── The data
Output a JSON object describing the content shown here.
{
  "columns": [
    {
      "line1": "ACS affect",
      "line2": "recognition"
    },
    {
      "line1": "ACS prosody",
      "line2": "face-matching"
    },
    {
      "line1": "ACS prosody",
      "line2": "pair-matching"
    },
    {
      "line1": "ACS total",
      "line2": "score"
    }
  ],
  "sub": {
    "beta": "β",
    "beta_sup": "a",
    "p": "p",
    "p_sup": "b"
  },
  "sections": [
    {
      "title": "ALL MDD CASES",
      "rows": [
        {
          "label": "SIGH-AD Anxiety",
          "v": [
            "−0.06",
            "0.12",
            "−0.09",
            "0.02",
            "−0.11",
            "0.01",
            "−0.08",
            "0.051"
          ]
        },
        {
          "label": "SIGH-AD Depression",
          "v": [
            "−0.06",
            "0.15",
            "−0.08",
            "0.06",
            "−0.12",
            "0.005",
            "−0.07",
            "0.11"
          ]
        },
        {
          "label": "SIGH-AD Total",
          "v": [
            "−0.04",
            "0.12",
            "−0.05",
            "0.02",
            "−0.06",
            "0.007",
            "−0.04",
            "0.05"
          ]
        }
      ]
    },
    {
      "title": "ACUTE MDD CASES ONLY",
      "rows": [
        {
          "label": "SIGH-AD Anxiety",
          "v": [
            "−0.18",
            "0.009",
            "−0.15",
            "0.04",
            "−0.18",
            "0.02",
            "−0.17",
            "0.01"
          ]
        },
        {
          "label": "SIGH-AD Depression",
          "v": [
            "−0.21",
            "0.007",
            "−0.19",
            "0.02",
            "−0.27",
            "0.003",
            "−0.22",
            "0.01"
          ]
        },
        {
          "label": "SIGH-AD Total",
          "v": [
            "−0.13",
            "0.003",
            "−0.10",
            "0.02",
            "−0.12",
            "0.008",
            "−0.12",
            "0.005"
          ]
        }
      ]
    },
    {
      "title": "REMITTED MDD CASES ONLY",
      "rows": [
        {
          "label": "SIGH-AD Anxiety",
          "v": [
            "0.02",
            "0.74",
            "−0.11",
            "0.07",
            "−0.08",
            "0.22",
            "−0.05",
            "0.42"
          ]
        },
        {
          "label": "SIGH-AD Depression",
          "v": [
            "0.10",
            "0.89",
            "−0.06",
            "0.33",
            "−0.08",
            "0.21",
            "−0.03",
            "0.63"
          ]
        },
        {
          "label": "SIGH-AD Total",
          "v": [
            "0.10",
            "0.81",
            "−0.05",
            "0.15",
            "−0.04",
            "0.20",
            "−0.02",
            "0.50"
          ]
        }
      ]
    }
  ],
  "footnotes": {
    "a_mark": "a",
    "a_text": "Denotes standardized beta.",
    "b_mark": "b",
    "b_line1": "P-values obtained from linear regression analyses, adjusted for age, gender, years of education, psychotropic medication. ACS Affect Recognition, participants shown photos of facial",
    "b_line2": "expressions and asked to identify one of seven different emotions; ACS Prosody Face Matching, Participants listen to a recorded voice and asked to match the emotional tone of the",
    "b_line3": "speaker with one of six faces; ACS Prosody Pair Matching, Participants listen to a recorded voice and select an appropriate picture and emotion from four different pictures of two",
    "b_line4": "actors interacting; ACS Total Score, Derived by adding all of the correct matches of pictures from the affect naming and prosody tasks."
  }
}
────
Given instruction:
Using the records above, copy each line that contains "pictures".

Task answer:
    "b_line3": "speaker with one of six faces; ACS Prosody Pair Matching, Participants listen to a recorded voice and select an appropriate picture and emotion from four different pictures of two",
    "b_line4": "actors interacting; ACS Total Score, Derived by adding all of the correct matches of pictures from the affect naming and prosody tasks."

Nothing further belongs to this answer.